Can the data below be set down again exactly, line for line?

## Dataset rows
================================

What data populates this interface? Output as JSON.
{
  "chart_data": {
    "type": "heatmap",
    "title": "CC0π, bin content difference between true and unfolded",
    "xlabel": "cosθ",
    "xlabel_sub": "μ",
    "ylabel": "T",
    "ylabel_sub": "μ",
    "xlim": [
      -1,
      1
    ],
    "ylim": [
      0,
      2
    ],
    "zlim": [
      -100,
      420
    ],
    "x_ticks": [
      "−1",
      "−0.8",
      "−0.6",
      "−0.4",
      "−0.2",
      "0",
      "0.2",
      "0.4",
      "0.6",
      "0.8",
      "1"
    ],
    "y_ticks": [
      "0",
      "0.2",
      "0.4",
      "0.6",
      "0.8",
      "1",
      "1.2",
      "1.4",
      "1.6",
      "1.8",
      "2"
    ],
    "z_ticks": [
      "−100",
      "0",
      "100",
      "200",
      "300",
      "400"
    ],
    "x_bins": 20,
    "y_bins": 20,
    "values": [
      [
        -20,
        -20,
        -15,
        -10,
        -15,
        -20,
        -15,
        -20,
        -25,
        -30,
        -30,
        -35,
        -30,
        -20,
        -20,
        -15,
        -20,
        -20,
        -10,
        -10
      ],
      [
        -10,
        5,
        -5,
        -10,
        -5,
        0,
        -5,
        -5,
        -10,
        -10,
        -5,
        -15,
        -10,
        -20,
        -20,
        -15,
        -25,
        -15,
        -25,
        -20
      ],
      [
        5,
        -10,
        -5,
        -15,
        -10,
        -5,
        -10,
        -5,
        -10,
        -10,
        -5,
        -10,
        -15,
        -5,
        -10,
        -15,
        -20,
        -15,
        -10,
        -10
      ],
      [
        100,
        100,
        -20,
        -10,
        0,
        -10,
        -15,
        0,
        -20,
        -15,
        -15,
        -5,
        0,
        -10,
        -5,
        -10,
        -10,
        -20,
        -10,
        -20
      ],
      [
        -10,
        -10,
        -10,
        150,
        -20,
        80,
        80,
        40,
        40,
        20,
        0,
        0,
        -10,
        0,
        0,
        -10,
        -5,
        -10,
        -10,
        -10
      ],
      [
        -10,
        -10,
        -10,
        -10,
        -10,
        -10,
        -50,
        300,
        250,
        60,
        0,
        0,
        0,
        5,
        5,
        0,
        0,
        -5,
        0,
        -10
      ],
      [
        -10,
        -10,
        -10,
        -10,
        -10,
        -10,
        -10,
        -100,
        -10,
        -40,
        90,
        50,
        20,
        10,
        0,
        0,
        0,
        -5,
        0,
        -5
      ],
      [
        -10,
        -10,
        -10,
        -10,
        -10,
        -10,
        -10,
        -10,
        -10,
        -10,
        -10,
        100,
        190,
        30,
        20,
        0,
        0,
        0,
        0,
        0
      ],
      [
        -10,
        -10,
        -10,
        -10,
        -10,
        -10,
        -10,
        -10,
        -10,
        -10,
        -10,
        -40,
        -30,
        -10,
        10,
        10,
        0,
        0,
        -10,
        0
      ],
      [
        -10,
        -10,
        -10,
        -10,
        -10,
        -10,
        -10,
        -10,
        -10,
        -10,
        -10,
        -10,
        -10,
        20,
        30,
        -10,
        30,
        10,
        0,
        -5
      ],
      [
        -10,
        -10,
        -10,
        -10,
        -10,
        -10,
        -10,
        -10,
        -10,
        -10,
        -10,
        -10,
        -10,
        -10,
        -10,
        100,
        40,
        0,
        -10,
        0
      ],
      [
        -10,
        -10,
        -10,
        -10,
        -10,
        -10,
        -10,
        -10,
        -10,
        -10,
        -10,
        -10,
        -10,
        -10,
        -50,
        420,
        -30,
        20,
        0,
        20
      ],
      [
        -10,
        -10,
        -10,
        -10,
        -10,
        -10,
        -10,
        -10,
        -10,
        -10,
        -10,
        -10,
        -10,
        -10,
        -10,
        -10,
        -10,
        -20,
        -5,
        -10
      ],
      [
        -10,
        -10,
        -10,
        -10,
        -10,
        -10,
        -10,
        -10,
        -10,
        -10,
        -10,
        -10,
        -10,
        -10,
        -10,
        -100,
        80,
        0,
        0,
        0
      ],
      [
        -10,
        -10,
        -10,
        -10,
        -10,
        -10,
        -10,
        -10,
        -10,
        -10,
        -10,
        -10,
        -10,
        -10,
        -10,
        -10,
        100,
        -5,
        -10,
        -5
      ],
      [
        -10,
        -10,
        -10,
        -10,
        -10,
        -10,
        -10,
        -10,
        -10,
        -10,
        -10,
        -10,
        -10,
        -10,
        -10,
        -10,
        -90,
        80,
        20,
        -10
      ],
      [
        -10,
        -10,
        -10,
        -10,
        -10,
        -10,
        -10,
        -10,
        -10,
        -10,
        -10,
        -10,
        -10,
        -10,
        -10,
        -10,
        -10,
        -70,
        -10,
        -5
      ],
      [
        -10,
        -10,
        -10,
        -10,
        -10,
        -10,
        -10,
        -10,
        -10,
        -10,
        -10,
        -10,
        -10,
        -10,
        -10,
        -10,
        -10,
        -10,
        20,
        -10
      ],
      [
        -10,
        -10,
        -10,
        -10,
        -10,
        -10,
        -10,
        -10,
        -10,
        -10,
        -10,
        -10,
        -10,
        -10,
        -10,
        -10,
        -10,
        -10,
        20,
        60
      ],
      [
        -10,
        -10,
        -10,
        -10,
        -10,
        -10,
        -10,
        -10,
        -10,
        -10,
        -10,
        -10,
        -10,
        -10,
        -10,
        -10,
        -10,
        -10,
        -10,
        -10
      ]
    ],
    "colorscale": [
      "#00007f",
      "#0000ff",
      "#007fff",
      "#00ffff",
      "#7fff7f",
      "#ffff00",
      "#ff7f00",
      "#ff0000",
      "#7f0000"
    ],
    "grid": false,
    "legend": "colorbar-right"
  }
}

================================

## Worked solution
What data populates this interface? Output as JSON.
{
  "chart_data": {
    "type": "heatmap",
    "title": "CC0π, bin content difference between true and unfolded",
    "xlabel": "cosθ",
    "xlabel_sub": "μ",
    "ylabel": "T",
    "ylabel_sub": "μ",
    "xlim": [
      -1,
      1
    ],
    "ylim": [
      0,
      2
    ],
    "zlim": [
      -100,
      420
    ],
    "x_ticks": [
      "−1",
      "−0.8",
      "−0.6",
      "−0.4",
      "−0.2",
      "0",
      "0.2",
      "0.4",
      "0.6",
      "0.8",
      "1"
    ],
    "y_ticks": [
      "0",
      "0.2",
      "0.4",
      "0.6",
      "0.8",
      "1",
      "1.2",
      "1.4",
      "1.6",
      "1.8",
      "2"
    ],
    "z_ticks": [
      "−100",
      "0",
      "100",
      "200",
      "300",
      "400"
    ],
    "x_bins": 20,
    "y_bins": 20,
    "values": [
      [
        -20,
        -20,
        -15,
        -10,
        -15,
        -20,
        -15,
        -20,
        -25,
        -30,
        -30,
        -35,
        -30,
        -20,
        -20,
        -15,
        -20,
        -20,
        -10,
        -10
      ],
      [
        -10,
        5,
        -5,
        -10,
        -5,
        0,
        -5,
        -5,
        -10,
        -10,
        -5,
        -15,
        -10,
        -20,
        -20,
        -15,
        -25,
        -15,
        -25,
        -20
      ],
      [
        5,
        -10,
        -5,
        -15,
        -10,
        -5,
        -10,
        -5,
        -10,
        -10,
        -5,
        -10,
        -15,
        -5,
        -10,
        -15,
        -20,
        -15,
        -10,
        -10
      ],
      [
        100,
        100,
        -20,
        -10,
        0,
        -10,
        -15,
        0,
        -20,
        -15,
        -15,
        -5,
        0,
        -10,
        -5,
        -10,
        -10,
        -20,
        -10,
        -20
      ],
      [
        -10,
        -10,
        -10,
        150,
        -20,
        80,
        80,
        40,
        40,
        20,
        0,
        0,
        -10,
        0,
        0,
        -10,
        -5,
        -10,
        -10,
        -10
      ],
      [
        -10,
        -10,
        -10,
        -10,
        -10,
        -10,
        -50,
        300,
        250,
        60,
        0,
        0,
        0,
        5,
        5,
        0,
        0,
        -5,
        0,
        -10
      ],
      [
        -10,
        -10,
        -10,
        -10,
        -10,
        -10,
        -10,
        -100,
        -10,
        -40,
        90,
        50,
        20,
        10,
        0,
        0,
        0,
        -5,
        0,
        -5
      ],
      [
        -10,
        -10,
        -10,
        -10,
        -10,
        -10,
        -10,
        -10,
        -10,
        -10,
        -10,
        100,
        190,
        30,
        20,
        0,
        0,
        0,
        0,
        0
      ],
      [
        -10,
        -10,
        -10,
        -10,
        -10,
        -10,
        -10,
        -10,
        -10,
        -10,
        -10,
        -40,
        -30,
        -10,
        10,
        10,
        0,
        0,
        -10,
        0
      ],
      [
        -10,
        -10,
        -10,
        -10,
        -10,
        -10,
        -10,
        -10,
        -10,
        -10,
        -10,
        -10,
        -10,
        20,
        30,
        -10,
        30,
        10,
        0,
        -5
      ],
      [
        -10,
        -10,
        -10,
        -10,
        -10,
        -10,
        -10,
        -10,
        -10,
        -10,
        -10,
        -10,
        -10,
        -10,
        -10,
        100,
        40,
        0,
        -10,
        0
      ],
      [
        -10,
        -10,
        -10,
        -10,
        -10,
        -10,
        -10,
        -10,
        -10,
        -10,
        -10,
        -10,
        -10,
        -10,
        -50,
        420,
        -30,
        20,
        0,
        20
      ],
      [
        -10,
        -10,
        -10,
        -10,
        -10,
        -10,
        -10,
        -10,
        -10,
        -10,
        -10,
        -10,
        -10,
        -10,
        -10,
        -10,
        -10,
        -20,
        -5,
        -10
      ],
      [
        -10,
        -10,
        -10,
        -10,
        -10,
        -10,
        -10,
        -10,
        -10,
        -10,
        -10,
        -10,
        -10,
        -10,
        -10,
        -100,
        80,
        0,
        0,
        0
      ],
      [
        -10,
        -10,
        -10,
        -10,
        -10,
        -10,
        -10,
        -10,
        -10,
        -10,
        -10,
        -10,
        -10,
        -10,
        -10,
        -10,
        100,
        -5,
        -10,
        -5
      ],
      [
        -10,
        -10,
        -10,
        -10,
        -10,
        -10,
        -10,
        -10,
        -10,
        -10,
        -10,
        -10,
        -10,
        -10,
        -10,
        -10,
        -90,
        80,
        20,
        -10
      ],
      [
        -10,
        -10,
        -10,
        -10,
        -10,
        -10,
        -10,
        -10,
        -10,
        -10,
        -10,
        -10,
        -10,
        -10,
        -10,
        -10,
        -10,
        -70,
        -10,
        -5
      ],
      [
        -10,
        -10,
        -10,
        -10,
        -10,
        -10,
        -10,
        -10,
        -10,
        -10,
        -10,
        -10,
        -10,
        -10,
        -10,
        -10,
        -10,
        -10,
        20,
        -10
      ],
      [
        -10,
        -10,
        -10,
        -10,
        -10,
        -10,
        -10,
        -10,
        -10,
        -10,
        -10,
        -10,
        -10,
        -10,
        -10,
        -10,
        -10,
        -10,
        20,
        60
      ],
      [
        -10,
        -10,
        -10,
        -10,
        -10,
        -10,
        -10,
        -10,
        -10,
        -10,
        -10,
        -10,
        -10,
        -10,
        -10,
        -10,
        -10,
        -10,
        -10,
        -10
      ]
    ],
    "colorscale": [
      "#00007f",
      "#0000ff",
      "#007fff",
      "#00ffff",
      "#7fff7f",
      "#ffff00",
      "#ff7f00",
      "#ff0000",
      "#7f0000"
    ],
    "grid": false,
    "legend": "colorbar-right"
  }
}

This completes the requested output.